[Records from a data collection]

----

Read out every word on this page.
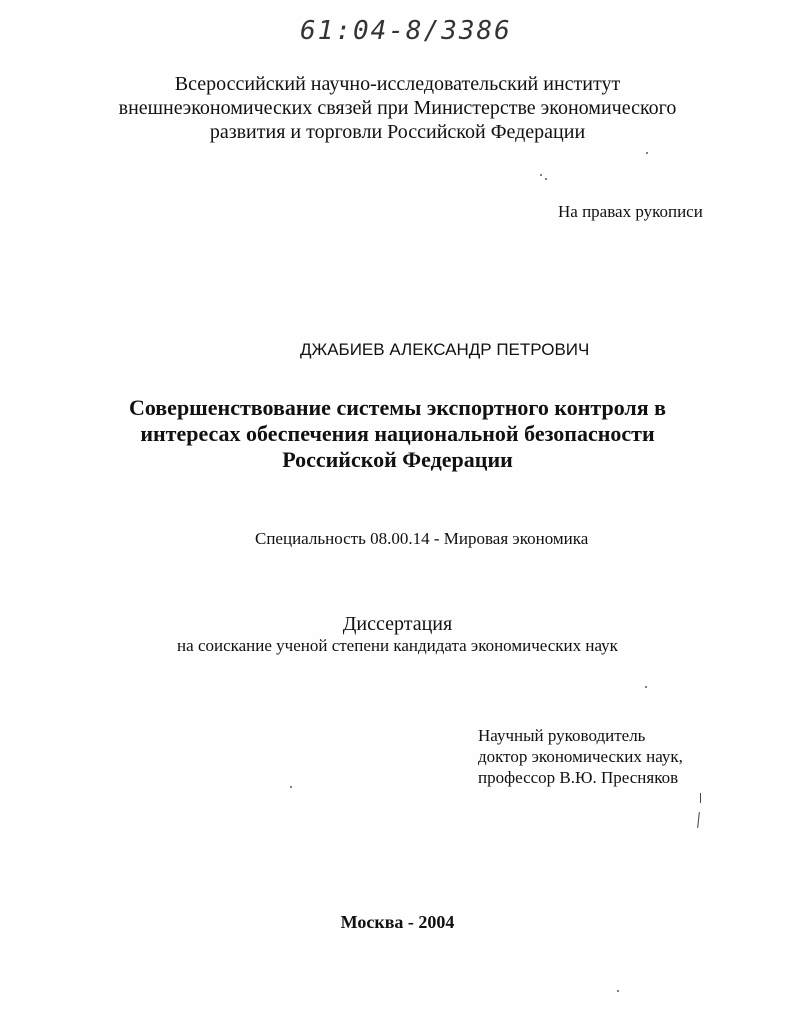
61:04-8/3386
Всероссийский научно-исследовательский институт
внешнеэкономических связей при Министерстве экономического
развития и торговли Российской Федерации
На правах рукописи
ДЖАБИЕВ АЛЕКСАНДР ПЕТРОВИЧ
Совершенствование системы экспортного контроля в
интересах обеспечения национальной безопасности
Российской Федерации
Специальность 08.00.14 - Мировая экономика
Диссертация
на соискание ученой степени кандидата экономических наук
Научный руководитель
доктор экономических наук,
профессор В.Ю. Пресняков
Москва - 2004
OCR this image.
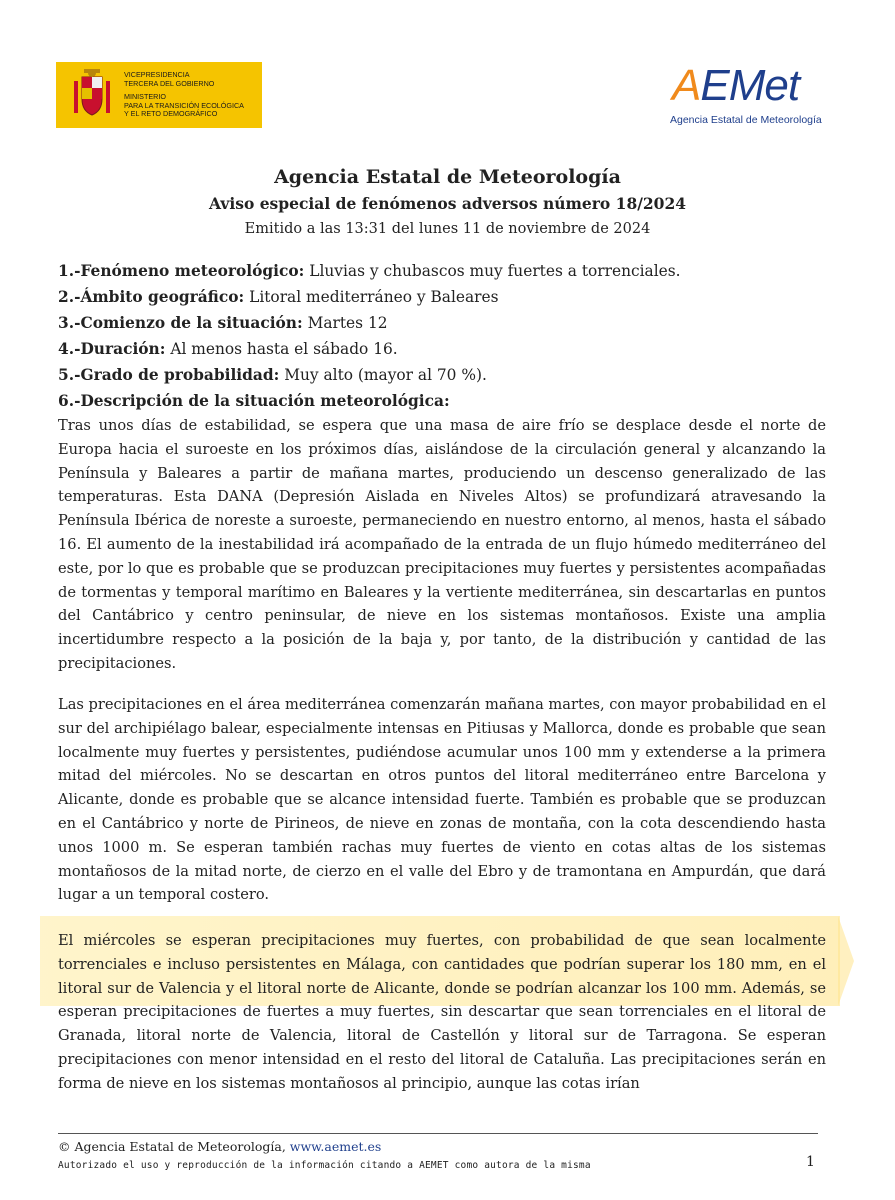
VICEPRESIDENCIA
TERCERA DEL GOBIERNO
MINISTERIO
PARA LA TRANSICIÓN ECOLÓGICA
Y EL RETO DEMOGRÁFICO
AEMet
Agencia Estatal de Meteorología
Agencia Estatal de Meteorología
Aviso especial de fenómenos adversos número 18/2024
Emitido a las 13:31 del lunes 11 de noviembre de 2024
1.-Fenómeno meteorológico: Lluvias y chubascos muy fuertes a torrenciales.
2.-Ámbito geográfico: Litoral mediterráneo y Baleares
3.-Comienzo de la situación: Martes 12
4.-Duración: Al menos hasta el sábado 16.
5.-Grado de probabilidad: Muy alto (mayor al 70 %).
6.-Descripción de la situación meteorológica:
Tras unos días de estabilidad, se espera que una masa de aire frío se desplace desde el norte de Europa hacia el suroeste en los próximos días, aislándose de la circulación general y alcanzando la Península y Baleares a partir de mañana martes, produciendo un descenso generalizado de las temperaturas. Esta DANA (Depresión Aislada en Niveles Altos) se profundizará atravesando la Península Ibérica de noreste a suroeste, permaneciendo en nuestro entorno, al menos, hasta el sábado 16. El aumento de la inestabilidad irá acompañado de la entrada de un flujo húmedo mediterráneo del este, por lo que es probable que se produzcan precipitaciones muy fuertes y persistentes acompañadas de tormentas y temporal marítimo en Baleares y la vertiente mediterránea, sin descartarlas en puntos del Cantábrico y centro peninsular, de nieve en los sistemas montañosos. Existe una amplia incertidumbre respecto a la posición de la baja y, por tanto, de la distribución y cantidad de las precipitaciones.
Las precipitaciones en el área mediterránea comenzarán mañana martes, con mayor probabilidad en el sur del archipiélago balear, especialmente intensas en Pitiusas y Mallorca, donde es probable que sean localmente muy fuertes y persistentes, pudiéndose acumular unos 100 mm y extenderse a la primera mitad del miércoles. No se descartan en otros puntos del litoral mediterráneo entre Barcelona y Alicante, donde es probable que se alcance intensidad fuerte. También es probable que se produzcan en el Cantábrico y norte de Pirineos, de nieve en zonas de montaña, con la cota descendiendo hasta unos 1000 m. Se esperan también rachas muy fuertes de viento en cotas altas de los sistemas montañosos de la mitad norte, de cierzo en el valle del Ebro y de tramontana en Ampurdán, que dará lugar a un temporal costero.
El miércoles se esperan precipitaciones muy fuertes, con probabilidad de que sean localmente torrenciales e incluso persistentes en Málaga, con cantidades que podrían superar los 180 mm, en el litoral sur de Valencia y el litoral norte de Alicante, donde se podrían alcanzar los 100 mm. Además, se esperan precipitaciones de fuertes a muy fuertes, sin descartar que sean torrenciales en el litoral de Granada, litoral norte de Valencia, litoral de Castellón y litoral sur de Tarragona. Se esperan precipitaciones con menor intensidad en el resto del litoral de Cataluña. Las precipitaciones serán en forma de nieve en los sistemas montañosos al principio, aunque las cotas irían
© Agencia Estatal de Meteorología, www.aemet.es
Autorizado el uso y reproducción de la información citando a AEMET como autora de la misma	1
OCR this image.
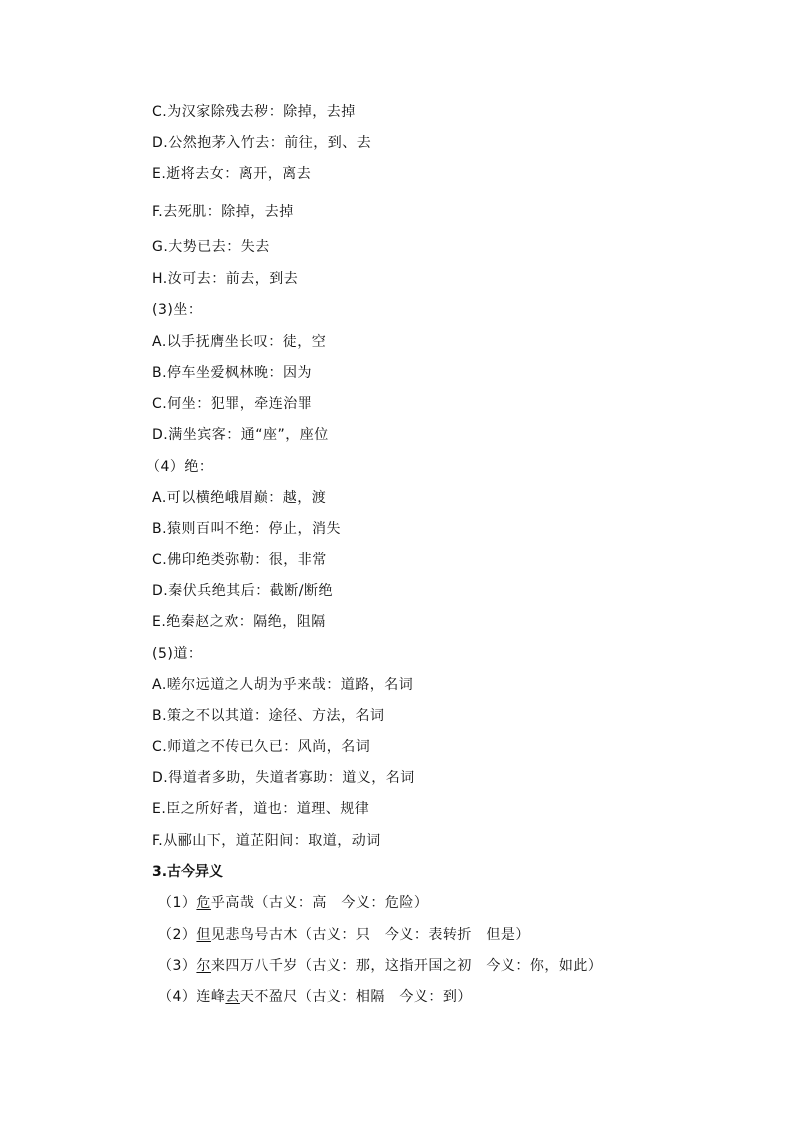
C.为汉家除残去秽：除掉，去掉
D.公然抱茅入竹去：前往，到、去
E.逝将去女：离开，离去
F.去死肌：除掉，去掉
G.大势已去：失去
H.汝可去：前去，到去
(3)坐：
A.以手抚膺坐长叹：徒，空
B.停车坐爱枫林晚：因为
C.何坐：犯罪，牵连治罪
D.满坐宾客：通“座”，座位
（4）绝：
A.可以横绝峨眉巅：越，渡
B.猿则百叫不绝：停止，消失
C.佛印绝类弥勒：很，非常
D.秦伏兵绝其后：截断/断绝
E.绝秦赵之欢：隔绝，阻隔
(5)道：
A.嗟尔远道之人胡为乎来哉：道路，名词
B.策之不以其道：途径、方法，名词
C.师道之不传已久已：风尚，名词
D.得道者多助，失道者寡助：道义，名词
E.臣之所好者，道也：道理、规律
F.从郦山下，道芷阳间：取道，动词
3.古今异义
（1）危乎高哉（古义：高　今义：危险）
（2）但见悲鸟号古木（古义：只　今义：表转折　但是）
（3）尔来四万八千岁（古义：那，这指开国之初　今义：你，如此）
（4）连峰去天不盈尺（古义：相隔　今义：到）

----

Transcribe every entry word for word, but omit the pictures.

Read out every word on this page.
61:04-8/3386
Всероссийский научно-исследовательский институт
внешнеэкономических связей при Министерстве экономического
развития и торговли Российской Федерации
На правах рукописи
ДЖАБИЕВ АЛЕКСАНДР ПЕТРОВИЧ
Совершенствование системы экспортного контроля в
интересах обеспечения национальной безопасности
Российской Федерации
Специальность 08.00.14 - Мировая экономика
Диссертация
на соискание ученой степени кандидата экономических наук
Научный руководитель
доктор экономических наук,
профессор В.Ю. Пресняков
Москва - 2004
OCR this image.
VICEPRESIDENCIA
TERCERA DEL GOBIERNO
MINISTERIO
PARA LA TRANSICIÓN ECOLÓGICA
Y EL RETO DEMOGRÁFICO
AEMet
Agencia Estatal de Meteorología
Agencia Estatal de Meteorología
Aviso especial de fenómenos adversos número 18/2024
Emitido a las 13:31 del lunes 11 de noviembre de 2024
1.-Fenómeno meteorológico: Lluvias y chubascos muy fuertes a torrenciales.
2.-Ámbito geográfico: Litoral mediterráneo y Baleares
3.-Comienzo de la situación: Martes 12
4.-Duración: Al menos hasta el sábado 16.
5.-Grado de probabilidad: Muy alto (mayor al 70 %).
6.-Descripción de la situación meteorológica:
Tras unos días de estabilidad, se espera que una masa de aire frío se desplace desde el norte de Europa hacia el suroeste en los próximos días, aislándose de la circulación general y alcanzando la Península y Baleares a partir de mañana martes, produciendo un descenso generalizado de las temperaturas. Esta DANA (Depresión Aislada en Niveles Altos) se profundizará atravesando la Península Ibérica de noreste a suroeste, permaneciendo en nuestro entorno, al menos, hasta el sábado 16. El aumento de la inestabilidad irá acompañado de la entrada de un flujo húmedo mediterráneo del este, por lo que es probable que se produzcan precipitaciones muy fuertes y persistentes acompañadas de tormentas y temporal marítimo en Baleares y la vertiente mediterránea, sin descartarlas en puntos del Cantábrico y centro peninsular, de nieve en los sistemas montañosos. Existe una amplia incertidumbre respecto a la posición de la baja y, por tanto, de la distribución y cantidad de las precipitaciones.
Las precipitaciones en el área mediterránea comenzarán mañana martes, con mayor probabilidad en el sur del archipiélago balear, especialmente intensas en Pitiusas y Mallorca, donde es probable que sean localmente muy fuertes y persistentes, pudiéndose acumular unos 100 mm y extenderse a la primera mitad del miércoles. No se descartan en otros puntos del litoral mediterráneo entre Barcelona y Alicante, donde es probable que se alcance intensidad fuerte. También es probable que se produzcan en el Cantábrico y norte de Pirineos, de nieve en zonas de montaña, con la cota descendiendo hasta unos 1000 m. Se esperan también rachas muy fuertes de viento en cotas altas de los sistemas montañosos de la mitad norte, de cierzo en el valle del Ebro y de tramontana en Ampurdán, que dará lugar a un temporal costero.
El miércoles se esperan precipitaciones muy fuertes, con probabilidad de que sean localmente torrenciales e incluso persistentes en Málaga, con cantidades que podrían superar los 180 mm, en el litoral sur de Valencia y el litoral norte de Alicante, donde se podrían alcanzar los 100 mm. Además, se esperan precipitaciones de fuertes a muy fuertes, sin descartar que sean torrenciales en el litoral de Granada, litoral norte de Valencia, litoral de Castellón y litoral sur de Tarragona. Se esperan precipitaciones con menor intensidad en el resto del litoral de Cataluña. Las precipitaciones serán en forma de nieve en los sistemas montañosos al principio, aunque las cotas irían
© Agencia Estatal de Meteorología, www.aemet.es
Autorizado el uso y reproducción de la información citando a AEMET como autora de la misma	1
OCR this image.
C.为汉家除残去秽：除掉，去掉
D.公然抱茅入竹去：前往，到、去
E.逝将去女：离开，离去
F.去死肌：除掉，去掉
G.大势已去：失去
H.汝可去：前去，到去
(3)坐：
A.以手抚膺坐长叹：徒，空
B.停车坐爱枫林晚：因为
C.何坐：犯罪，牵连治罪
D.满坐宾客：通“座”，座位
（4）绝：
A.可以横绝峨眉巅：越，渡
B.猿则百叫不绝：停止，消失
C.佛印绝类弥勒：很，非常
D.秦伏兵绝其后：截断/断绝
E.绝秦赵之欢：隔绝，阻隔
(5)道：
A.嗟尔远道之人胡为乎来哉：道路，名词
B.策之不以其道：途径、方法，名词
C.师道之不传已久已：风尚，名词
D.得道者多助，失道者寡助：道义，名词
E.臣之所好者，道也：道理、规律
F.从郦山下，道芷阳间：取道，动词
3.古今异义
（1）危乎高哉（古义：高　今义：危险）
（2）但见悲鸟号古木（古义：只　今义：表转折　但是）
（3）尔来四万八千岁（古义：那，这指开国之初　今义：你，如此）
（4）连峰去天不盈尺（古义：相隔　今义：到）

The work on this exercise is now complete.